WORK TO BE COMPLETED
Output the material below unchanged, apart from leaving out the pictures.

====== DATASET CONTENT

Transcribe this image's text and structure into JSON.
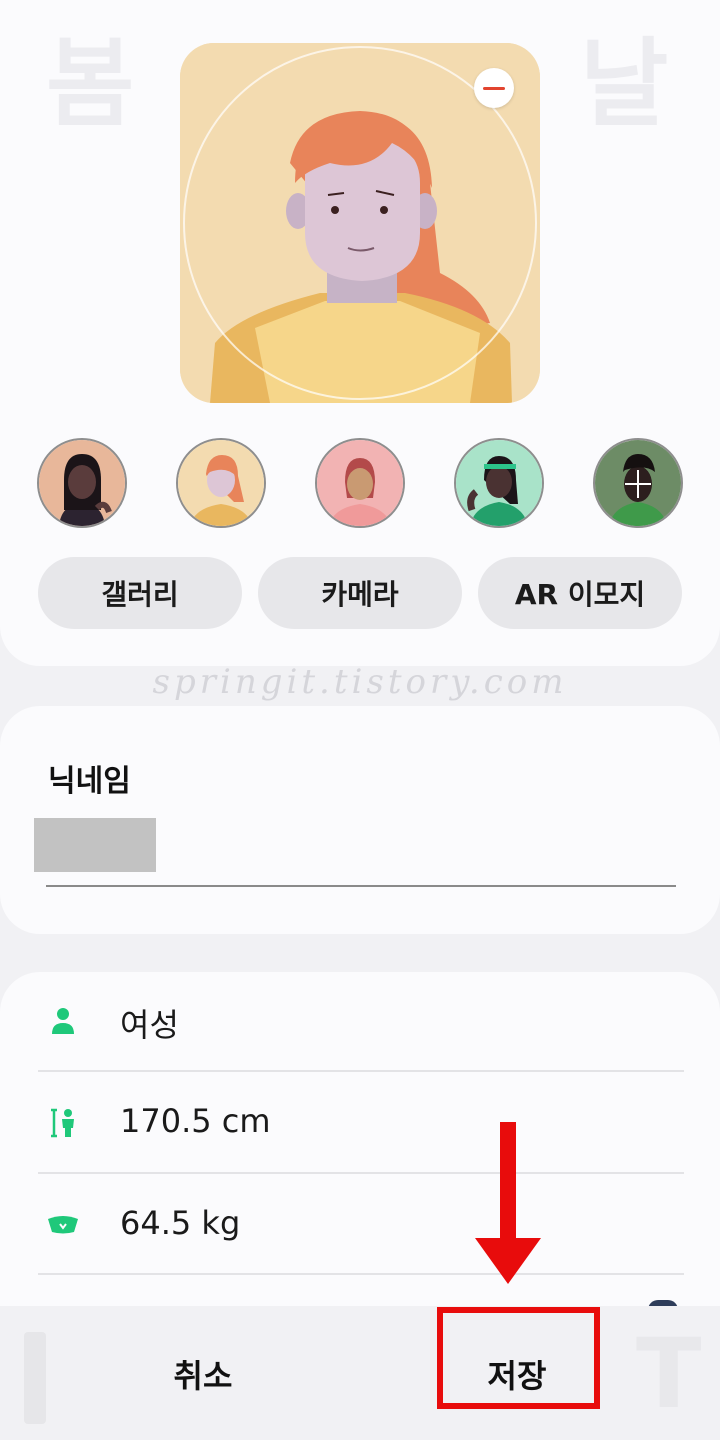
{
  "header": {
    "bg_letter_left": "봄",
    "bg_letter_right": "날"
  },
  "avatar": {
    "selected": "orange-hair-woman",
    "remove_icon": "minus-circle-icon",
    "thumbnails": [
      {
        "name": "avatar-dark-hair-woman",
        "bg": "#e8b79a"
      },
      {
        "name": "avatar-orange-hair-woman",
        "bg": "#f3dbb0"
      },
      {
        "name": "avatar-red-hair-woman",
        "bg": "#f2b3b3"
      },
      {
        "name": "avatar-headband-woman",
        "bg": "#a9e3c9"
      },
      {
        "name": "avatar-dreadlock-man",
        "bg": "#6d8c66"
      }
    ]
  },
  "buttons": {
    "gallery": "갤러리",
    "camera": "카메라",
    "ar_emoji": "AR 이모지"
  },
  "watermark": "springit.tistory.com",
  "nickname": {
    "label": "닉네임"
  },
  "profile": {
    "gender": "여성",
    "height": "170.5 cm",
    "weight": "64.5 kg",
    "icons": [
      "person-icon",
      "height-icon",
      "weight-scale-icon"
    ],
    "icon_color": "#1fc87a"
  },
  "bottom": {
    "cancel": "취소",
    "save": "저장",
    "ghost_right": "T"
  },
  "annotation": {
    "color": "#e80c0c"
  }
}
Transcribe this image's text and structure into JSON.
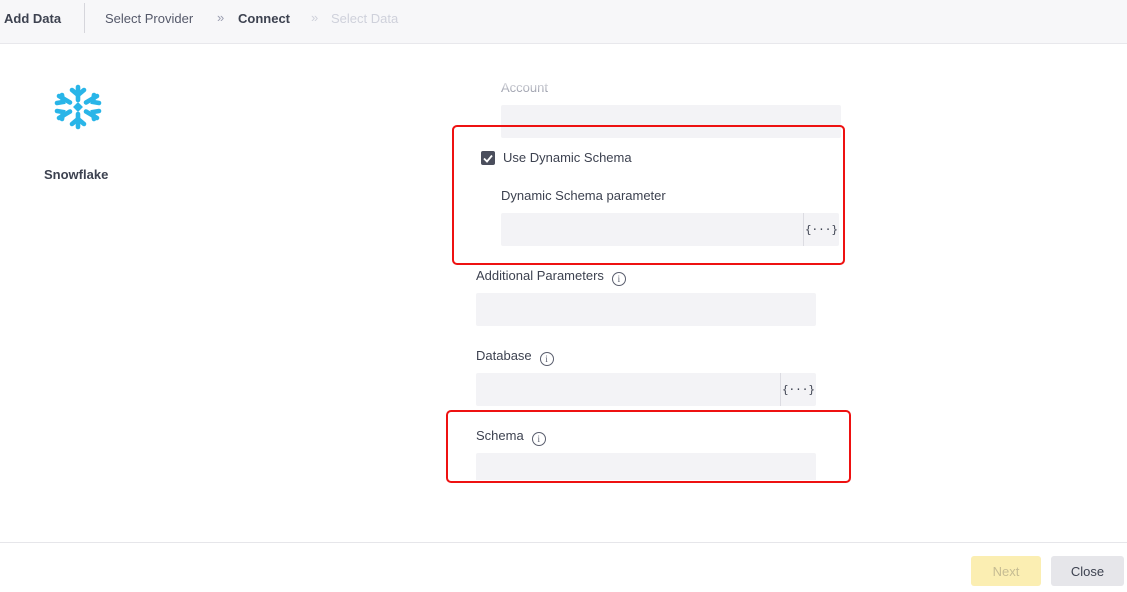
{
  "header": {
    "title": "Add Data",
    "breadcrumbs": [
      {
        "label": "Select Provider",
        "state": "done"
      },
      {
        "label": "Connect",
        "state": "active"
      },
      {
        "label": "Select Data",
        "state": "disabled"
      }
    ],
    "separator": "»"
  },
  "provider": {
    "name": "Snowflake",
    "icon": "snowflake-icon",
    "color": "#29b5e8"
  },
  "form": {
    "account_label": "Account",
    "account_value": "",
    "use_dynamic_schema_label": "Use Dynamic Schema",
    "use_dynamic_schema_checked": true,
    "dynamic_schema_param_label": "Dynamic Schema parameter",
    "dynamic_schema_param_value": "",
    "additional_params_label": "Additional Parameters",
    "additional_params_value": "",
    "database_label": "Database",
    "database_value": "",
    "schema_label": "Schema",
    "schema_value": "",
    "param_button_glyph": "{···}",
    "info_glyph": "i"
  },
  "footer": {
    "next_label": "Next",
    "next_enabled": false,
    "close_label": "Close"
  },
  "colors": {
    "highlight": "#ee1111",
    "next_disabled_bg": "#fbeeb2"
  }
}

============

FINISHED ANSWER
Transcribe this image's text and structure into JSON.
{
  "header": {
    "bg_letter_left": "봄",
    "bg_letter_right": "날"
  },
  "avatar": {
    "selected": "orange-hair-woman",
    "remove_icon": "minus-circle-icon",
    "thumbnails": [
      {
        "name": "avatar-dark-hair-woman",
        "bg": "#e8b79a"
      },
      {
        "name": "avatar-orange-hair-woman",
        "bg": "#f3dbb0"
      },
      {
        "name": "avatar-red-hair-woman",
        "bg": "#f2b3b3"
      },
      {
        "name": "avatar-headband-woman",
        "bg": "#a9e3c9"
      },
      {
        "name": "avatar-dreadlock-man",
        "bg": "#6d8c66"
      }
    ]
  },
  "buttons": {
    "gallery": "갤러리",
    "camera": "카메라",
    "ar_emoji": "AR 이모지"
  },
  "watermark": "springit.tistory.com",
  "nickname": {
    "label": "닉네임"
  },
  "profile": {
    "gender": "여성",
    "height": "170.5 cm",
    "weight": "64.5 kg",
    "icons": [
      "person-icon",
      "height-icon",
      "weight-scale-icon"
    ],
    "icon_color": "#1fc87a"
  },
  "bottom": {
    "cancel": "취소",
    "save": "저장",
    "ghost_right": "T"
  },
  "annotation": {
    "color": "#e80c0c"
  }
}
Transcribe this image's text and structure into JSON.
{
  "header": {
    "title": "Add Data",
    "breadcrumbs": [
      {
        "label": "Select Provider",
        "state": "done"
      },
      {
        "label": "Connect",
        "state": "active"
      },
      {
        "label": "Select Data",
        "state": "disabled"
      }
    ],
    "separator": "»"
  },
  "provider": {
    "name": "Snowflake",
    "icon": "snowflake-icon",
    "color": "#29b5e8"
  },
  "form": {
    "account_label": "Account",
    "account_value": "",
    "use_dynamic_schema_label": "Use Dynamic Schema",
    "use_dynamic_schema_checked": true,
    "dynamic_schema_param_label": "Dynamic Schema parameter",
    "dynamic_schema_param_value": "",
    "additional_params_label": "Additional Parameters",
    "additional_params_value": "",
    "database_label": "Database",
    "database_value": "",
    "schema_label": "Schema",
    "schema_value": "",
    "param_button_glyph": "{···}",
    "info_glyph": "i"
  },
  "footer": {
    "next_label": "Next",
    "next_enabled": false,
    "close_label": "Close"
  },
  "colors": {
    "highlight": "#ee1111",
    "next_disabled_bg": "#fbeeb2"
  }
}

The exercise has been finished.